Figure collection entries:
↓

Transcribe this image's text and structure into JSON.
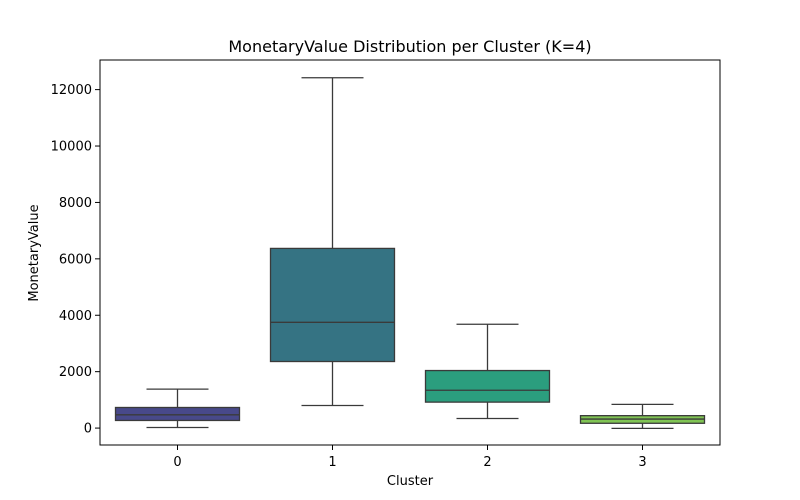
{
  "chart_data": {
    "type": "box",
    "title": "MonetaryValue Distribution per Cluster (K=4)",
    "xlabel": "Cluster",
    "ylabel": "MonetaryValue",
    "ylim": [
      -600,
      13050
    ],
    "yticks": [
      0,
      2000,
      4000,
      6000,
      8000,
      10000,
      12000
    ],
    "yticks_labels": [
      "0",
      "2000",
      "4000",
      "6000",
      "8000",
      "10000",
      "12000"
    ],
    "grid": false,
    "legend": "none",
    "categories": [
      "0",
      "1",
      "2",
      "3"
    ],
    "boxes": [
      {
        "category": "0",
        "whisker_low": 20,
        "q1": 270,
        "median": 470,
        "q3": 730,
        "whisker_high": 1380,
        "color": "#48498a"
      },
      {
        "category": "1",
        "whisker_low": 800,
        "q1": 2360,
        "median": 3750,
        "q3": 6370,
        "whisker_high": 12420,
        "color": "#357383"
      },
      {
        "category": "2",
        "whisker_low": 340,
        "q1": 920,
        "median": 1340,
        "q3": 2040,
        "whisker_high": 3680,
        "color": "#2b9e7e"
      },
      {
        "category": "3",
        "whisker_low": -10,
        "q1": 170,
        "median": 320,
        "q3": 440,
        "whisker_high": 840,
        "color": "#80c454"
      }
    ]
  }
}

↑

Output a faithful copy of the data, with each picture left out.

Transcribe this image's text and structure into JSON.
{
  "chart_data": {
    "type": "box",
    "title": "MonetaryValue Distribution per Cluster (K=4)",
    "xlabel": "Cluster",
    "ylabel": "MonetaryValue",
    "ylim": [
      -600,
      13050
    ],
    "yticks": [
      0,
      2000,
      4000,
      6000,
      8000,
      10000,
      12000
    ],
    "yticks_labels": [
      "0",
      "2000",
      "4000",
      "6000",
      "8000",
      "10000",
      "12000"
    ],
    "grid": false,
    "legend": "none",
    "categories": [
      "0",
      "1",
      "2",
      "3"
    ],
    "boxes": [
      {
        "category": "0",
        "whisker_low": 20,
        "q1": 270,
        "median": 470,
        "q3": 730,
        "whisker_high": 1380,
        "color": "#48498a"
      },
      {
        "category": "1",
        "whisker_low": 800,
        "q1": 2360,
        "median": 3750,
        "q3": 6370,
        "whisker_high": 12420,
        "color": "#357383"
      },
      {
        "category": "2",
        "whisker_low": 340,
        "q1": 920,
        "median": 1340,
        "q3": 2040,
        "whisker_high": 3680,
        "color": "#2b9e7e"
      },
      {
        "category": "3",
        "whisker_low": -10,
        "q1": 170,
        "median": 320,
        "q3": 440,
        "whisker_high": 840,
        "color": "#80c454"
      }
    ]
  }
}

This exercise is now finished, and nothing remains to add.